- EXERCISE DETAILS
Copy out all lines carrying the word "text".

======== GIVEN ENTRIES

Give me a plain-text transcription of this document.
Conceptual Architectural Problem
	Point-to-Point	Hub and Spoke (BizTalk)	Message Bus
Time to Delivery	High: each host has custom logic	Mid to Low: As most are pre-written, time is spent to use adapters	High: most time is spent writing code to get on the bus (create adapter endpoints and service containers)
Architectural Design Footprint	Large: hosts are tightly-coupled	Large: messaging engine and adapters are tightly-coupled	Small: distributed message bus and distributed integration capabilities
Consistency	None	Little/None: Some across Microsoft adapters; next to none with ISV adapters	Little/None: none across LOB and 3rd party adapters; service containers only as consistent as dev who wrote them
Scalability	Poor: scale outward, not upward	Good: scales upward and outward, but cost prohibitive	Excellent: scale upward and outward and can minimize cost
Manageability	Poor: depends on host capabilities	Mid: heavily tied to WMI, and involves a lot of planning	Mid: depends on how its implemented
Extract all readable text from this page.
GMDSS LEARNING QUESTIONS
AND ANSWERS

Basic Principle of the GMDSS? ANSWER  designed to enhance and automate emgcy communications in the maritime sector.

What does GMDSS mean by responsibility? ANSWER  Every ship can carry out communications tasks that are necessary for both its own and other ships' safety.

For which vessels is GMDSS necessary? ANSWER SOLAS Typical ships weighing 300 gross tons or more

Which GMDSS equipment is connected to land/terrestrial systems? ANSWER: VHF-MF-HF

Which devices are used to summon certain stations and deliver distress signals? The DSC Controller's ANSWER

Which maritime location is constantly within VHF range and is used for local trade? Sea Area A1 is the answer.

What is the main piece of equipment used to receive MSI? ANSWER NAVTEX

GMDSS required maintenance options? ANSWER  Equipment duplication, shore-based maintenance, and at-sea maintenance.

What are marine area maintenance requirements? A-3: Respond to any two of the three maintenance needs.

================

- ANSWER IN FULL
Give me a plain-text transcription of this document.
Extract all readable text from this page.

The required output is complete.